- ACTIONS TO TAKE -
A: In the column, at which theater did the writer see White Christmas?
B: Reproduce the column's stretch from "And as I pirouette" through "fabulous afternoon out." word for word.

- SUPPLIED PASSAGE -
****************************************

SLOW, slow, quick quick, slow.

No, that's not the speed at which I do a training run, it's the time-honoured signature for ballroom dancing.

And as I pirouette into this week's column, the dance floor beckons big-time.

As I write, we have just come from attending a performance of Irving Berlin's White Christmas at the Dominion Theatre in London.

The First Lady and I have been down visiting our son in the Big Smoke and we took in a show.

Aled Jones starred, and among a brilliant cast were Mrs Battersby from Corrie and Graham Cole who used to play PC Stamp in The Bill. We loved it - pure family entertainment and a fabulous afternoon out.

It was the Saturday matinee, and such was the demand for tickets, our seats were in well-separated rows. I landed beside a group of Scottish ladies who were seasoned veterans of the musical theatre scene - my immediate neighbour had seen Les Miserables nine times.

But rather than just writing an essay of what I did on my holidays, there is a point.

Dancing. The principals and cast of White Christmas spent a considerable proportion of the show hoofing their way through routine after routine - lots of foot-stamps, thrusting of arms and plenty of high kicks.

****************************************

- DATASET ENTRIES -
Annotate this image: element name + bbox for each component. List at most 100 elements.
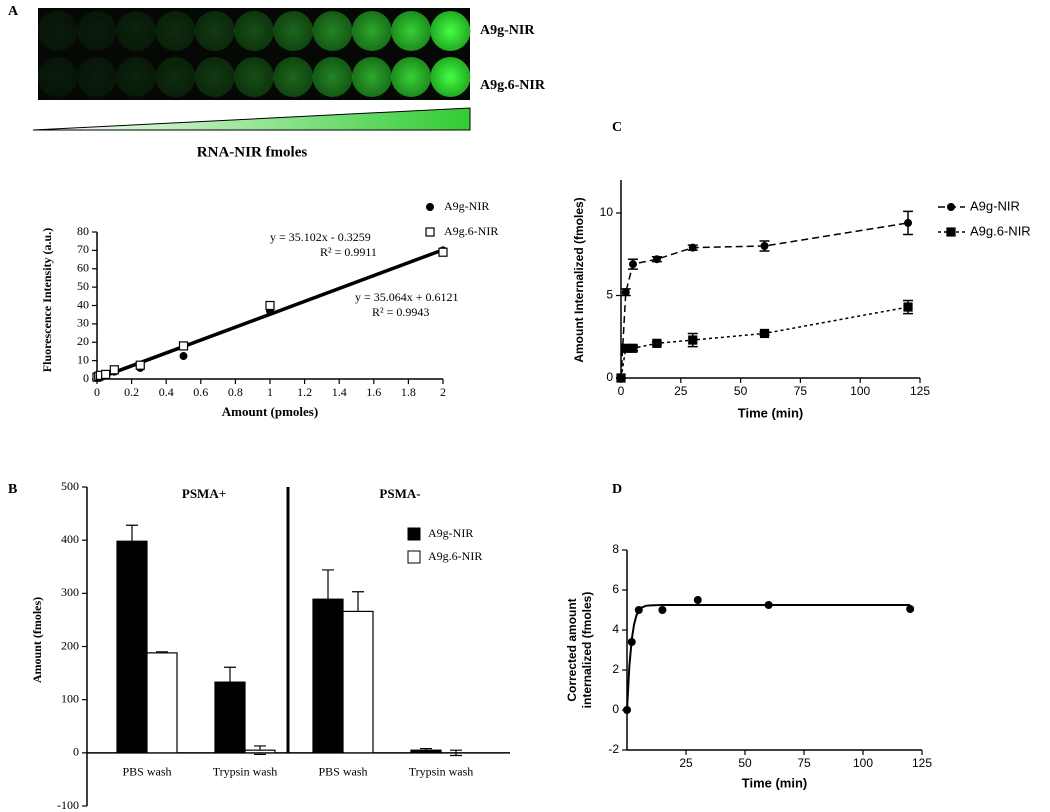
gradient-label: RNA-NIR fmoles — [197, 144, 308, 160]
legend-label: A9g.6-NIR — [428, 549, 482, 563]
point — [688, 243, 697, 252]
y-tick-label: 4 — [612, 622, 619, 636]
point — [693, 596, 702, 604]
well — [234, 57, 274, 97]
y-tick-label: 5 — [606, 288, 613, 302]
well — [351, 57, 392, 97]
point — [688, 335, 698, 345]
point — [265, 300, 275, 311]
y-tick-label: 0 — [606, 370, 613, 384]
group-label: PSMA- — [379, 486, 420, 501]
y-axis-label: Amount (fmoles) — [30, 597, 44, 683]
well — [391, 57, 432, 97]
group-label: PSMA+ — [182, 486, 226, 501]
trend-equation: y = 35.102x - 0.3259 — [270, 230, 371, 244]
y-tick-label: 50 — [77, 279, 89, 293]
point — [135, 360, 145, 370]
point — [628, 260, 637, 269]
point — [652, 338, 662, 348]
panel-label: B — [8, 482, 17, 497]
y-axis-label: Fluorescence Intensity (a.u.) — [40, 228, 54, 372]
point — [178, 341, 189, 351]
legend-marker — [946, 227, 956, 237]
x-axis-label: Amount (pmoles) — [222, 404, 318, 419]
y-tick-label: 80 — [77, 224, 89, 238]
x-tick-label: 0.2 — [124, 385, 139, 399]
well — [391, 11, 432, 51]
y-tick-label: 400 — [61, 532, 79, 546]
legend-label: A9g-NIR — [970, 198, 1020, 213]
x-tick-label: PBS wash — [318, 765, 367, 779]
y-tick-label: -100 — [57, 798, 79, 812]
point — [906, 605, 915, 613]
x-axis-label: Time (min) — [742, 775, 808, 790]
panel-label: C — [612, 120, 622, 135]
well — [76, 11, 117, 51]
y-tick-label: 40 — [77, 297, 89, 311]
point — [628, 343, 638, 353]
well — [116, 57, 157, 97]
x-tick-label: 2 — [440, 385, 446, 399]
x-tick-label: 50 — [734, 384, 748, 398]
x-tick-label: 0.6 — [193, 385, 208, 399]
legend-marker — [426, 203, 434, 211]
legend-marker — [425, 227, 435, 237]
x-tick-label: 1.4 — [332, 385, 347, 399]
bar — [312, 598, 344, 754]
legend-label: A9g.6-NIR — [444, 224, 498, 238]
well — [116, 11, 157, 51]
x-tick-label: 100 — [850, 384, 870, 398]
point — [627, 638, 636, 646]
chart: -2 0 2 4 6 8 25 50 75 100 125 Time (min) Corrected a… — [565, 542, 932, 790]
y-tick-label: 100 — [61, 691, 79, 705]
point — [760, 242, 769, 250]
legend-label: A9g-NIR — [444, 199, 489, 213]
well — [37, 11, 78, 51]
well — [273, 11, 314, 51]
panel-label: D — [612, 482, 622, 497]
y-axis-label: Corrected amount — [565, 598, 579, 701]
row-label: A9g.6-NIR — [480, 78, 546, 93]
error-bar — [450, 749, 462, 757]
y-axis-label: internalized (fmoles) — [580, 592, 594, 709]
point — [904, 218, 913, 227]
y-axis-label: Amount Internalized (fmoles) — [572, 197, 586, 362]
x-tick-label: 1.6 — [366, 385, 381, 399]
well — [312, 11, 353, 51]
fit-curve — [626, 604, 911, 711]
x-tick-label: 0.4 — [159, 385, 174, 399]
well — [312, 57, 353, 97]
point — [658, 606, 667, 614]
well — [430, 11, 471, 51]
x-tick-label: 0.8 — [228, 385, 243, 399]
point — [101, 369, 111, 380]
y-tick-label: 8 — [612, 542, 619, 556]
point — [438, 247, 448, 257]
trend-equation: y = 35.064x + 0.6121 — [355, 290, 459, 304]
panel-label: A — [8, 4, 19, 19]
point — [621, 288, 630, 297]
legend-swatch — [407, 550, 421, 564]
x-tick-label: 1.8 — [401, 385, 416, 399]
y-tick-label: 20 — [77, 334, 89, 348]
well — [155, 11, 196, 51]
y-tick-label: 30 — [77, 316, 89, 330]
y-tick-label: 70 — [77, 242, 89, 256]
x-tick-label: 0 — [618, 384, 625, 398]
x-tick-label: Trypsin wash — [409, 765, 474, 779]
bar — [410, 749, 442, 754]
well — [194, 57, 235, 97]
well — [273, 57, 314, 97]
legend-marker — [947, 203, 955, 211]
point — [109, 365, 119, 375]
x-tick-label: 125 — [912, 756, 932, 770]
y-tick-label: 0 — [612, 702, 619, 716]
legend-swatch — [407, 527, 421, 541]
x-tick-label: 1 — [267, 385, 273, 399]
x-tick-label: 1.2 — [297, 385, 312, 399]
x-tick-label: Trypsin wash — [213, 765, 278, 779]
y-tick-label: 10 — [600, 205, 614, 219]
y-tick-label: 6 — [612, 582, 619, 596]
y-tick-label: 300 — [61, 585, 79, 599]
point — [616, 373, 626, 383]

****************************************

- OUTPUTS -
A: The Dominion Theatre in London.

B:
And as I pirouette into this week's column, the dance floor beckons big-time.

As I write, we have just come from attending a performance of Irving Berlin's White Christmas at the Dominion Theatre in London.

The First Lady and I have been down visiting our son in the Big Smoke and we took in a show.

Aled Jones starred, and among a brilliant cast were Mrs Battersby from Corrie and Graham Cole who used to play PC Stamp in The Bill. We loved it - pure family entertainment and a fabulous afternoon out.